## PROBLEM DESCRIPTION
Transcribe every line, keeping it exact.

-- begin RECORDS --

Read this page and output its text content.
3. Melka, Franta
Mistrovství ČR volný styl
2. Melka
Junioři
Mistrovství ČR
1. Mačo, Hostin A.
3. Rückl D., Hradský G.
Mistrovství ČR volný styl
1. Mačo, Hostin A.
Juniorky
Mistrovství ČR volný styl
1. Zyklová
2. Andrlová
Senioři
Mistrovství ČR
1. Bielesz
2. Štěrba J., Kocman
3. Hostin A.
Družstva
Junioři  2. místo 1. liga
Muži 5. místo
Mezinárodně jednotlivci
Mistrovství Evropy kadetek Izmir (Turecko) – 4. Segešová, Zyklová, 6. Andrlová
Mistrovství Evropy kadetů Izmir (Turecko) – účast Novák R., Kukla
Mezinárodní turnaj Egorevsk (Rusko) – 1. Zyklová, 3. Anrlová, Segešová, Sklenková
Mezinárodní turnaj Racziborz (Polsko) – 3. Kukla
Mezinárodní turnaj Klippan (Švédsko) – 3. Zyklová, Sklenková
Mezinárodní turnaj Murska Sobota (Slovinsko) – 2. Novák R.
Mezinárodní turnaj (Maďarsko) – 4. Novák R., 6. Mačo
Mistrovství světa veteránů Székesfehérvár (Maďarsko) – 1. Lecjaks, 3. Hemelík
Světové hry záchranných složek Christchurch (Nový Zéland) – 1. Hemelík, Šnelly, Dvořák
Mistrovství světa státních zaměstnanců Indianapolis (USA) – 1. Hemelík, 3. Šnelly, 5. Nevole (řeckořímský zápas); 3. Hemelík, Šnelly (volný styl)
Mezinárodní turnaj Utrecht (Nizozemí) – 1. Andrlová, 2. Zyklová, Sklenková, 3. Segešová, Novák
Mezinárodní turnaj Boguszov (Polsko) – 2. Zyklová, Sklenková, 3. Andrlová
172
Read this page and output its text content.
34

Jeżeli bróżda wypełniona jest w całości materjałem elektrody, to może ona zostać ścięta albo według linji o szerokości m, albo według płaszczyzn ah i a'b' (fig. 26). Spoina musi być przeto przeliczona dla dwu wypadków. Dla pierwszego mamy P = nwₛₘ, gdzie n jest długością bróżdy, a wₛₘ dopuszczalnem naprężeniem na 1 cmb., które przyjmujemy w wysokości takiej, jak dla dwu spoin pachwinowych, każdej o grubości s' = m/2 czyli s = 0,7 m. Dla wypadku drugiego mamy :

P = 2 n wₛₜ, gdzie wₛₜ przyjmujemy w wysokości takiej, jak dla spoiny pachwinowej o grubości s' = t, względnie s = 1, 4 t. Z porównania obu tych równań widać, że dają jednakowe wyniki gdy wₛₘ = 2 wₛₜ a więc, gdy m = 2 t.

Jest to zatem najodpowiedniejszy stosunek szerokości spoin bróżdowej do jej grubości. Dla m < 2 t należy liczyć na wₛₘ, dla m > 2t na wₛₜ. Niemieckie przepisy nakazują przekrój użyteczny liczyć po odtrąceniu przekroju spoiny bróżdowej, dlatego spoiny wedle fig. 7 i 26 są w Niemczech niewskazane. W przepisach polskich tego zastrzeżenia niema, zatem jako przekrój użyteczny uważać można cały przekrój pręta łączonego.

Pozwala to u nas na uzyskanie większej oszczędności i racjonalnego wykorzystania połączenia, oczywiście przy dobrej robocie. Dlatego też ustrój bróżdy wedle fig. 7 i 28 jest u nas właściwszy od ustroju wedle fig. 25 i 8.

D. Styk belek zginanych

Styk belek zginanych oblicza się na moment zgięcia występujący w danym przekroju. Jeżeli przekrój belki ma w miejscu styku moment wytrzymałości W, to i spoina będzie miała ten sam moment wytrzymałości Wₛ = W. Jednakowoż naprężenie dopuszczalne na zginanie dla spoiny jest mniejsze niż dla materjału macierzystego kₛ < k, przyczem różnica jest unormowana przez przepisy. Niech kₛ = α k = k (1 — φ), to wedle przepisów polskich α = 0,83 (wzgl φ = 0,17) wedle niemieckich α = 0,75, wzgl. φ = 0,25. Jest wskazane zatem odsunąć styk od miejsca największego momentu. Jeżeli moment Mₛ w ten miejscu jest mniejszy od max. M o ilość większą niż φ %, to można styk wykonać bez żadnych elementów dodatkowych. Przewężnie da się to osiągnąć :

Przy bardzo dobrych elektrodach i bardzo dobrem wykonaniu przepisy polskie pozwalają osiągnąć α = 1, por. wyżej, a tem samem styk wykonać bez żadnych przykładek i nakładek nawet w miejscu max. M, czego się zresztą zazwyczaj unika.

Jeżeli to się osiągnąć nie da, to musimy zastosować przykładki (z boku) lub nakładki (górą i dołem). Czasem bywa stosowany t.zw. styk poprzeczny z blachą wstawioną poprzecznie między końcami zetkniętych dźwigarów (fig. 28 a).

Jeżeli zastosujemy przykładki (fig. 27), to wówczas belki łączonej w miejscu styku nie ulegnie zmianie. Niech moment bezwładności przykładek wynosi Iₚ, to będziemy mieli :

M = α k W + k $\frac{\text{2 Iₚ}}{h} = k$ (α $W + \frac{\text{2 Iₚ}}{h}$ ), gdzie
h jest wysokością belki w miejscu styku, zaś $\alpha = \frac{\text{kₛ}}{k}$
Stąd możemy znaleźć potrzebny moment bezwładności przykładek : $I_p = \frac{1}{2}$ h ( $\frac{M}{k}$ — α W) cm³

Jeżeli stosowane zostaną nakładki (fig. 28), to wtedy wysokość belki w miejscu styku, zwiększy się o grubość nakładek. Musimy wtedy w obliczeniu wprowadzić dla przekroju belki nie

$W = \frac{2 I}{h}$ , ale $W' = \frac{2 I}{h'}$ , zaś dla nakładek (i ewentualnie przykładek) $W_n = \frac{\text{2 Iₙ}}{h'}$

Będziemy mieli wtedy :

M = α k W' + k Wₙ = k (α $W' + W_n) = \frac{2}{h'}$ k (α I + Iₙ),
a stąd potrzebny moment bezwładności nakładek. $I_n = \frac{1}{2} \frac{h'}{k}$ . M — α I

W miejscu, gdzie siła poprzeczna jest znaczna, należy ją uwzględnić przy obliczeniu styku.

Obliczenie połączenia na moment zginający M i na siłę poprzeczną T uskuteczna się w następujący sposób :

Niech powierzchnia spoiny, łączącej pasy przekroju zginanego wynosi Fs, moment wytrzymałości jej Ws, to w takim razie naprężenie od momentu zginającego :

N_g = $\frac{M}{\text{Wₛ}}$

-- end RECORDS --

## REPLY
Read this page and output its text content.
3. Melka, Franta
Mistrovství ČR volný styl
2. Melka
Junioři
Mistrovství ČR
1. Mačo, Hostin A.
3. Rückl D., Hradský G.
Mistrovství ČR volný styl
1. Mačo, Hostin A.
Juniorky
Mistrovství ČR volný styl
1. Zyklová
2. Andrlová
Senioři
Mistrovství ČR
1. Bielesz
2. Štěrba J., Kocman
3. Hostin A.
Družstva
Junioři  2. místo 1. liga
Muži 5. místo
Mezinárodně jednotlivci
Mistrovství Evropy kadetek Izmir (Turecko) – 4. Segešová, Zyklová, 6. Andrlová
Mistrovství Evropy kadetů Izmir (Turecko) – účast Novák R., Kukla
Mezinárodní turnaj Egorevsk (Rusko) – 1. Zyklová, 3. Anrlová, Segešová, Sklenková
Mezinárodní turnaj Racziborz (Polsko) – 3. Kukla
Mezinárodní turnaj Klippan (Švédsko) – 3. Zyklová, Sklenková
Mezinárodní turnaj Murska Sobota (Slovinsko) – 2. Novák R.
Mezinárodní turnaj (Maďarsko) – 4. Novák R., 6. Mačo
Mistrovství světa veteránů Székesfehérvár (Maďarsko) – 1. Lecjaks, 3. Hemelík
Světové hry záchranných složek Christchurch (Nový Zéland) – 1. Hemelík, Šnelly, Dvořák
Mistrovství světa státních zaměstnanců Indianapolis (USA) – 1. Hemelík, 3. Šnelly, 5. Nevole (řeckořímský zápas); 3. Hemelík, Šnelly (volný styl)
Mezinárodní turnaj Utrecht (Nizozemí) – 1. Andrlová, 2. Zyklová, Sklenková, 3. Segešová, Novák
Mezinárodní turnaj Boguszov (Polsko) – 2. Zyklová, Sklenková, 3. Andrlová
172
Read this page and output its text content.
34

Jeżeli bróżda wypełniona jest w całości materjałem elektrody, to może ona zostać ścięta albo według linji o szerokości m, albo według płaszczyzn ah i a'b' (fig. 26). Spoina musi być przeto przeliczona dla dwu wypadków. Dla pierwszego mamy P = nwₛₘ, gdzie n jest długością bróżdy, a wₛₘ dopuszczalnem naprężeniem na 1 cmb., które przyjmujemy w wysokości takiej, jak dla dwu spoin pachwinowych, każdej o grubości s' = m/2 czyli s = 0,7 m. Dla wypadku drugiego mamy :

P = 2 n wₛₜ, gdzie wₛₜ przyjmujemy w wysokości takiej, jak dla spoiny pachwinowej o grubości s' = t, względnie s = 1, 4 t. Z porównania obu tych równań widać, że dają jednakowe wyniki gdy wₛₘ = 2 wₛₜ a więc, gdy m = 2 t.

Jest to zatem najodpowiedniejszy stosunek szerokości spoin bróżdowej do jej grubości. Dla m < 2 t należy liczyć na wₛₘ, dla m > 2t na wₛₜ. Niemieckie przepisy nakazują przekrój użyteczny liczyć po odtrąceniu przekroju spoiny bróżdowej, dlatego spoiny wedle fig. 7 i 26 są w Niemczech niewskazane. W przepisach polskich tego zastrzeżenia niema, zatem jako przekrój użyteczny uważać można cały przekrój pręta łączonego.

Pozwala to u nas na uzyskanie większej oszczędności i racjonalnego wykorzystania połączenia, oczywiście przy dobrej robocie. Dlatego też ustrój bróżdy wedle fig. 7 i 28 jest u nas właściwszy od ustroju wedle fig. 25 i 8.

D. Styk belek zginanych

Styk belek zginanych oblicza się na moment zgięcia występujący w danym przekroju. Jeżeli przekrój belki ma w miejscu styku moment wytrzymałości W, to i spoina będzie miała ten sam moment wytrzymałości Wₛ = W. Jednakowoż naprężenie dopuszczalne na zginanie dla spoiny jest mniejsze niż dla materjału macierzystego kₛ < k, przyczem różnica jest unormowana przez przepisy. Niech kₛ = α k = k (1 — φ), to wedle przepisów polskich α = 0,83 (wzgl φ = 0,17) wedle niemieckich α = 0,75, wzgl. φ = 0,25. Jest wskazane zatem odsunąć styk od miejsca największego momentu. Jeżeli moment Mₛ w ten miejscu jest mniejszy od max. M o ilość większą niż φ %, to można styk wykonać bez żadnych elementów dodatkowych. Przewężnie da się to osiągnąć :

Przy bardzo dobrych elektrodach i bardzo dobrem wykonaniu przepisy polskie pozwalają osiągnąć α = 1, por. wyżej, a tem samem styk wykonać bez żadnych przykładek i nakładek nawet w miejscu max. M, czego się zresztą zazwyczaj unika.

Jeżeli to się osiągnąć nie da, to musimy zastosować przykładki (z boku) lub nakładki (górą i dołem). Czasem bywa stosowany t.zw. styk poprzeczny z blachą wstawioną poprzecznie między końcami zetkniętych dźwigarów (fig. 28 a).

Jeżeli zastosujemy przykładki (fig. 27), to wówczas belki łączonej w miejscu styku nie ulegnie zmianie. Niech moment bezwładności przykładek wynosi Iₚ, to będziemy mieli :

M = α k W + k $\frac{\text{2 Iₚ}}{h} = k$ (α $W + \frac{\text{2 Iₚ}}{h}$ ), gdzie
h jest wysokością belki w miejscu styku, zaś $\alpha = \frac{\text{kₛ}}{k}$
Stąd możemy znaleźć potrzebny moment bezwładności przykładek : $I_p = \frac{1}{2}$ h ( $\frac{M}{k}$ — α W) cm³

Jeżeli stosowane zostaną nakładki (fig. 28), to wtedy wysokość belki w miejscu styku, zwiększy się o grubość nakładek. Musimy wtedy w obliczeniu wprowadzić dla przekroju belki nie

$W = \frac{2 I}{h}$ , ale $W' = \frac{2 I}{h'}$ , zaś dla nakładek (i ewentualnie przykładek) $W_n = \frac{\text{2 Iₙ}}{h'}$

Będziemy mieli wtedy :

M = α k W' + k Wₙ = k (α $W' + W_n) = \frac{2}{h'}$ k (α I + Iₙ),
a stąd potrzebny moment bezwładności nakładek. $I_n = \frac{1}{2} \frac{h'}{k}$ . M — α I

W miejscu, gdzie siła poprzeczna jest znaczna, należy ją uwzględnić przy obliczeniu styku.

Obliczenie połączenia na moment zginający M i na siłę poprzeczną T uskuteczna się w następujący sposób :

Niech powierzchnia spoiny, łączącej pasy przekroju zginanego wynosi Fs, moment wytrzymałości jej Ws, to w takim razie naprężenie od momentu zginającego :

N_g = $\frac{M}{\text{Wₛ}}$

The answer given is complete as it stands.